* Your objective *
Select and copy out every line in the records containing "Find".
##### Records to process
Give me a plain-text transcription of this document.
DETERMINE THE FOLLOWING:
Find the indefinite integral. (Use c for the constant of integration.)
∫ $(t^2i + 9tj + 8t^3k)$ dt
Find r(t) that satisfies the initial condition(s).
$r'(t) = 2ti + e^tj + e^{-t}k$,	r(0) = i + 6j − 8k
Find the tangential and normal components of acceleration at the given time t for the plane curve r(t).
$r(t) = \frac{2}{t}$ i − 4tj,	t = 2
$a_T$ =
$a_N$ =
##########
* Final result *
Find the indefinite integral. (Use c for the constant of integration.)
Find r(t) that satisfies the initial condition(s).
Find the tangential and normal components of acceleration at the given time t for the plane curve r(t).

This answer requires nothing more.